§ **What is expected**
Restate, word for word, all of the material shown below.

§ **Given information**
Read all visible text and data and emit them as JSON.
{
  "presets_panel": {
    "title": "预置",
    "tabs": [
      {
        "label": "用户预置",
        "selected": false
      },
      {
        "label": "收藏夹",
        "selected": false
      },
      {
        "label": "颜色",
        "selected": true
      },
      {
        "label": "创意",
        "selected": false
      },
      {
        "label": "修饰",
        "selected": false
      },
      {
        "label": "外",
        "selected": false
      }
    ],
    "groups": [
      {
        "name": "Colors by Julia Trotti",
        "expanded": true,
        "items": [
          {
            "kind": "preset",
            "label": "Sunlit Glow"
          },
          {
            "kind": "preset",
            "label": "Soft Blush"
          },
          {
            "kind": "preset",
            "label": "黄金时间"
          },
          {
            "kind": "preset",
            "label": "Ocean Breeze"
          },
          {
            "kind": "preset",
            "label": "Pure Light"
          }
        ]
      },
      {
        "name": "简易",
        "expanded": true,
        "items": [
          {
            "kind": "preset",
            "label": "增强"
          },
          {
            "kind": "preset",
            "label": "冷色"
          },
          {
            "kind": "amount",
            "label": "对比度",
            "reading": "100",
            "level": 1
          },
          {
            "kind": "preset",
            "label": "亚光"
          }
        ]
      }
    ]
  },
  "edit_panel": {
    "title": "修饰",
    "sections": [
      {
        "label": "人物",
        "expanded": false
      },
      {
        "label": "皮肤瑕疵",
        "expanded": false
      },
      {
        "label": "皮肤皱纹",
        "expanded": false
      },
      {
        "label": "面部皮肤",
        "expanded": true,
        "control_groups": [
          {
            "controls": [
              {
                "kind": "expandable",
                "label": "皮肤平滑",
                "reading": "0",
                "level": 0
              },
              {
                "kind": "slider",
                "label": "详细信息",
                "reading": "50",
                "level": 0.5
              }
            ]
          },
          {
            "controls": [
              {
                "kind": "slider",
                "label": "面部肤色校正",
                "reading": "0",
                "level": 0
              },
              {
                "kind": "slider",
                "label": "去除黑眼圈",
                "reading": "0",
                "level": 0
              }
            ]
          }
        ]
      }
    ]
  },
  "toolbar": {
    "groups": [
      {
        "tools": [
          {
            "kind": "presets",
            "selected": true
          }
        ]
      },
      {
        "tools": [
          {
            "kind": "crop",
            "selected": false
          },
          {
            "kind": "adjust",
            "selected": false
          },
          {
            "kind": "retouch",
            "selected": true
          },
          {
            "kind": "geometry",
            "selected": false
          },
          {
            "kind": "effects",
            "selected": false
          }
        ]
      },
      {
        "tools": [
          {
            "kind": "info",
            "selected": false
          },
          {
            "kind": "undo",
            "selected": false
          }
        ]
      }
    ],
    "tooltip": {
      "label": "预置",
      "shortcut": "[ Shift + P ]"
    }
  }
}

§ **Full response**
Read all visible text and data and emit them as JSON.
{
  "presets_panel": {
    "title": "预置",
    "tabs": [
      {
        "label": "用户预置",
        "selected": false
      },
      {
        "label": "收藏夹",
        "selected": false
      },
      {
        "label": "颜色",
        "selected": true
      },
      {
        "label": "创意",
        "selected": false
      },
      {
        "label": "修饰",
        "selected": false
      },
      {
        "label": "外",
        "selected": false
      }
    ],
    "groups": [
      {
        "name": "Colors by Julia Trotti",
        "expanded": true,
        "items": [
          {
            "kind": "preset",
            "label": "Sunlit Glow"
          },
          {
            "kind": "preset",
            "label": "Soft Blush"
          },
          {
            "kind": "preset",
            "label": "黄金时间"
          },
          {
            "kind": "preset",
            "label": "Ocean Breeze"
          },
          {
            "kind": "preset",
            "label": "Pure Light"
          }
        ]
      },
      {
        "name": "简易",
        "expanded": true,
        "items": [
          {
            "kind": "preset",
            "label": "增强"
          },
          {
            "kind": "preset",
            "label": "冷色"
          },
          {
            "kind": "amount",
            "label": "对比度",
            "reading": "100",
            "level": 1
          },
          {
            "kind": "preset",
            "label": "亚光"
          }
        ]
      }
    ]
  },
  "edit_panel": {
    "title": "修饰",
    "sections": [
      {
        "label": "人物",
        "expanded": false
      },
      {
        "label": "皮肤瑕疵",
        "expanded": false
      },
      {
        "label": "皮肤皱纹",
        "expanded": false
      },
      {
        "label": "面部皮肤",
        "expanded": true,
        "control_groups": [
          {
            "controls": [
              {
                "kind": "expandable",
                "label": "皮肤平滑",
                "reading": "0",
                "level": 0
              },
              {
                "kind": "slider",
                "label": "详细信息",
                "reading": "50",
                "level": 0.5
              }
            ]
          },
          {
            "controls": [
              {
                "kind": "slider",
                "label": "面部肤色校正",
                "reading": "0",
                "level": 0
              },
              {
                "kind": "slider",
                "label": "去除黑眼圈",
                "reading": "0",
                "level": 0
              }
            ]
          }
        ]
      }
    ]
  },
  "toolbar": {
    "groups": [
      {
        "tools": [
          {
            "kind": "presets",
            "selected": true
          }
        ]
      },
      {
        "tools": [
          {
            "kind": "crop",
            "selected": false
          },
          {
            "kind": "adjust",
            "selected": false
          },
          {
            "kind": "retouch",
            "selected": true
          },
          {
            "kind": "geometry",
            "selected": false
          },
          {
            "kind": "effects",
            "selected": false
          }
        ]
      },
      {
        "tools": [
          {
            "kind": "info",
            "selected": false
          },
          {
            "kind": "undo",
            "selected": false
          }
        ]
      }
    ],
    "tooltip": {
      "label": "预置",
      "shortcut": "[ Shift + P ]"
    }
  }
}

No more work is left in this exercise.